(Extracted records)
=======

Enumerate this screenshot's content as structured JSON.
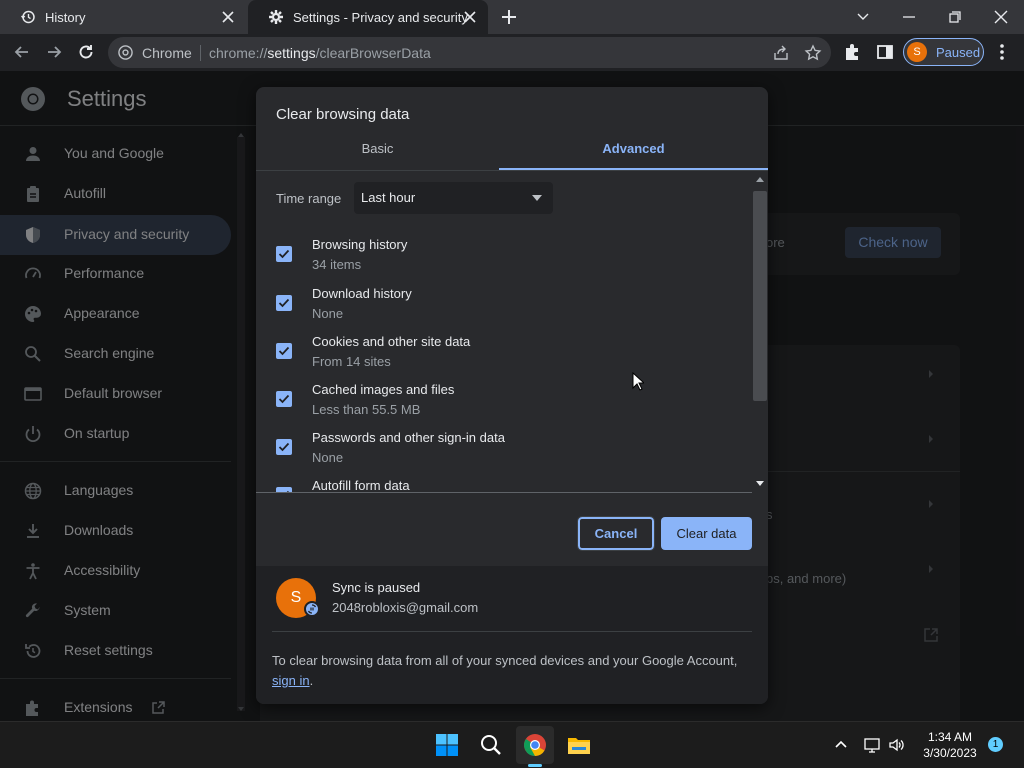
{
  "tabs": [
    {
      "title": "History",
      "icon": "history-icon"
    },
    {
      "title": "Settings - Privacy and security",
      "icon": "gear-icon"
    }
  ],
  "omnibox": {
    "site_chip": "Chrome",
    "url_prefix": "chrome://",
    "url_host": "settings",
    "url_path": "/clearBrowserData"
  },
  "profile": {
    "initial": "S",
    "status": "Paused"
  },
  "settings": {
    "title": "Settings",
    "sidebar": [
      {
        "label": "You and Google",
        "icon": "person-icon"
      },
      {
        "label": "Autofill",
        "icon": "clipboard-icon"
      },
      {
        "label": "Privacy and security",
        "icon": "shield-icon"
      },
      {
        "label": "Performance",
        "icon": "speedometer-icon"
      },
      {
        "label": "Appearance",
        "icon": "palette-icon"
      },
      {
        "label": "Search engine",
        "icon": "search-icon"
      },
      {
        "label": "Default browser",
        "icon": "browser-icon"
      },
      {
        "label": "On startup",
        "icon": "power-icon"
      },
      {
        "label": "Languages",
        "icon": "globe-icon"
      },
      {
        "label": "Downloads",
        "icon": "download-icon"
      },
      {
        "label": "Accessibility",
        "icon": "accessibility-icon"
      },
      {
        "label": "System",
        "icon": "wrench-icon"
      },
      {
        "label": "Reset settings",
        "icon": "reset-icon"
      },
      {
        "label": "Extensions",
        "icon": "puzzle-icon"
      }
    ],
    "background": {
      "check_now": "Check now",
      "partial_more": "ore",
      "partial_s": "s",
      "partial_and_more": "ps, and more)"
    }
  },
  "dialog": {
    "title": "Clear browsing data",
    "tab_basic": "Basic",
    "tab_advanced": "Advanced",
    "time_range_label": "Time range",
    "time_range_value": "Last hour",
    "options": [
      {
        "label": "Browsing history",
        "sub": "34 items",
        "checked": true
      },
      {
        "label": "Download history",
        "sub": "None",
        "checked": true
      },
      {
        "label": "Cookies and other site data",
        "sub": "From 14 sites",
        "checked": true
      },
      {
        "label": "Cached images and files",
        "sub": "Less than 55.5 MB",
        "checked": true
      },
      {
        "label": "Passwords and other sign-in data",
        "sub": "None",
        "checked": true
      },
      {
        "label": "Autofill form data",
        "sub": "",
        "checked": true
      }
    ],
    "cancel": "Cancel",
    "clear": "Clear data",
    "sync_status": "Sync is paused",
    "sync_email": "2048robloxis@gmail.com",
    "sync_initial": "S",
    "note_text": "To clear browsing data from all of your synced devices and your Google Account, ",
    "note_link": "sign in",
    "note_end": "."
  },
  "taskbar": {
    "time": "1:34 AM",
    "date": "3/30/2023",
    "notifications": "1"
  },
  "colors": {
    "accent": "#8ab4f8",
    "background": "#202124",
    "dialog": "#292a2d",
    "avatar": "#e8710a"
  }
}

=======

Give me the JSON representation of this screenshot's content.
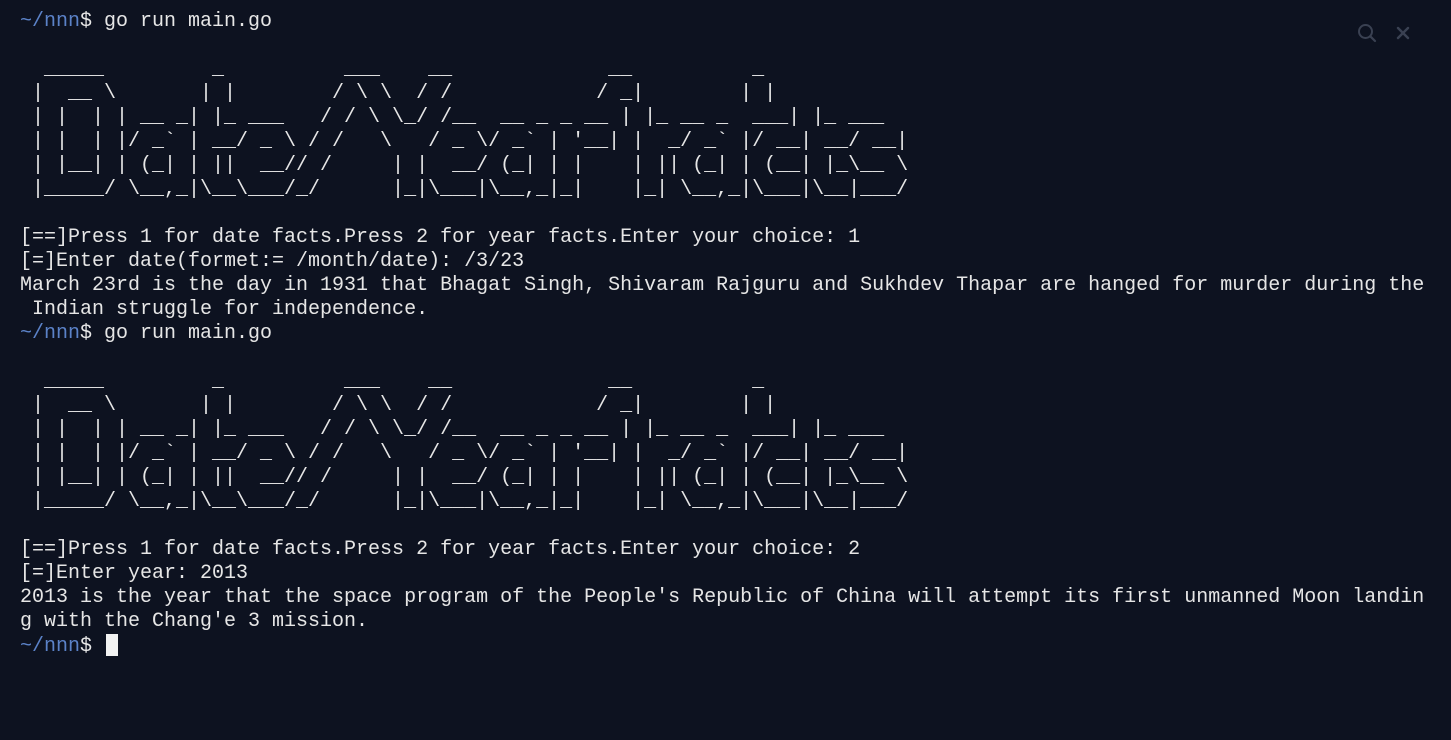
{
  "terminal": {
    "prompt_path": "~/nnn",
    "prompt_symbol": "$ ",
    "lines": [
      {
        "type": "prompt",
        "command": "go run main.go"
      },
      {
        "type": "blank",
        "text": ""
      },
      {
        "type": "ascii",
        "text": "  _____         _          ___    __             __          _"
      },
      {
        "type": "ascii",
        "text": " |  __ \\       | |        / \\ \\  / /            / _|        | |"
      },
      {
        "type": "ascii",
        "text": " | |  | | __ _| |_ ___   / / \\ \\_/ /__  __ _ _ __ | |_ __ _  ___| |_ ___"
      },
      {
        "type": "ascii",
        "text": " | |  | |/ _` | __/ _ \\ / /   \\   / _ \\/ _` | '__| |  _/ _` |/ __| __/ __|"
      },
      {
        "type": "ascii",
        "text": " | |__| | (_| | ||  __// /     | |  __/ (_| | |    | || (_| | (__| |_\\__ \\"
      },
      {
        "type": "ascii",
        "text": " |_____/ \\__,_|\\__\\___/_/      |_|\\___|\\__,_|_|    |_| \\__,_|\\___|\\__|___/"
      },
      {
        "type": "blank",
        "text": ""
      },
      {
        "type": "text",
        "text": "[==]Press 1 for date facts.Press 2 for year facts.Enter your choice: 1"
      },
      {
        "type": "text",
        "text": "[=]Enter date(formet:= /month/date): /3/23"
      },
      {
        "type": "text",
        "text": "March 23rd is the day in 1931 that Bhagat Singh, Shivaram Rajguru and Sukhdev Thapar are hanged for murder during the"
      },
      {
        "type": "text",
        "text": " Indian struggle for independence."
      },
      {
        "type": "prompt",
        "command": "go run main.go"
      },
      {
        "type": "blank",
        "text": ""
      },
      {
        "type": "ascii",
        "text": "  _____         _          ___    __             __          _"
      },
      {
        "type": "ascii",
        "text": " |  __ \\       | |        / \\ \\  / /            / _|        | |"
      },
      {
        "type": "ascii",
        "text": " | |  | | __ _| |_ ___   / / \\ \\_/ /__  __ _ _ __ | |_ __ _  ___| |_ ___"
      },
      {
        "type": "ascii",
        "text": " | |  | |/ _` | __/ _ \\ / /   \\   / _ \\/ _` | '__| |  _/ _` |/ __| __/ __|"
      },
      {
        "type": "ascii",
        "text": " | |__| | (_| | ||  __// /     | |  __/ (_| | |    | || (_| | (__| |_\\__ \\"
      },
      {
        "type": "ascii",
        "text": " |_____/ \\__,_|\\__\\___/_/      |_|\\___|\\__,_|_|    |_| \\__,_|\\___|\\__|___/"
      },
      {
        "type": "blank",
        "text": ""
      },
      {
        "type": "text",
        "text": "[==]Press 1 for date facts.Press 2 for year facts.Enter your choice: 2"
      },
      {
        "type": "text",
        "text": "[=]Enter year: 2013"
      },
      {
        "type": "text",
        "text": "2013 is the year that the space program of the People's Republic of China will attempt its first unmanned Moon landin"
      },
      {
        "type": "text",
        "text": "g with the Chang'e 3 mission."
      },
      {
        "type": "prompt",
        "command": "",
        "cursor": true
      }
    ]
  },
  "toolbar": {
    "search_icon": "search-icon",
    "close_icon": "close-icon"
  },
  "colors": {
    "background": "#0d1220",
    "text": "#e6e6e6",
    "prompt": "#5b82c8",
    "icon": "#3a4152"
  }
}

=======

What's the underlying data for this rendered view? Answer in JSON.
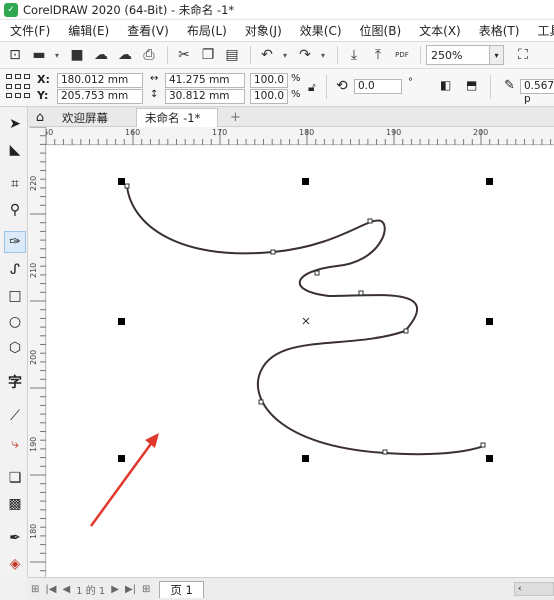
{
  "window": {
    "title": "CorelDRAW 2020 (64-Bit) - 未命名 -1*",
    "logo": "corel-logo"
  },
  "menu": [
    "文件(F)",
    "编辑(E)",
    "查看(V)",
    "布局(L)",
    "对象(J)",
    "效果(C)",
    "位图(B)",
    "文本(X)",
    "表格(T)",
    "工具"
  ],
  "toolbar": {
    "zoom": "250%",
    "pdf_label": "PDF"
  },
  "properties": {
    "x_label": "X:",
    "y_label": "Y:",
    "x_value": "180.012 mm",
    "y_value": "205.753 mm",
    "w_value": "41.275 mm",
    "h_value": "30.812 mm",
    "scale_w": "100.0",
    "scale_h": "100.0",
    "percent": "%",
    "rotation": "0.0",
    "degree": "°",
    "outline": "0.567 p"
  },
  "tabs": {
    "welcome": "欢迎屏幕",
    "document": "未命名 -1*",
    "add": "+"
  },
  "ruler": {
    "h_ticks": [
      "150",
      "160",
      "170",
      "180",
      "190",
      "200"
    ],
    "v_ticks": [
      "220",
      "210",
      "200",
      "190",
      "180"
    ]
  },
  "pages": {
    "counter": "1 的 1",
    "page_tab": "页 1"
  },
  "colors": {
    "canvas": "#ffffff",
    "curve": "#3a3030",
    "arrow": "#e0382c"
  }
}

=======

Identify the lines of the entries containing the string "your". Copy each such line.

    "note_text": "To clear browsing data from all of your synced devices and your Google Account, ",
        "text": "[==]Press 1 for date facts.Press 2 for year facts.Enter your choice: 1"
        "text": "[==]Press 1 for date facts.Press 2 for year facts.Enter your choice: 2"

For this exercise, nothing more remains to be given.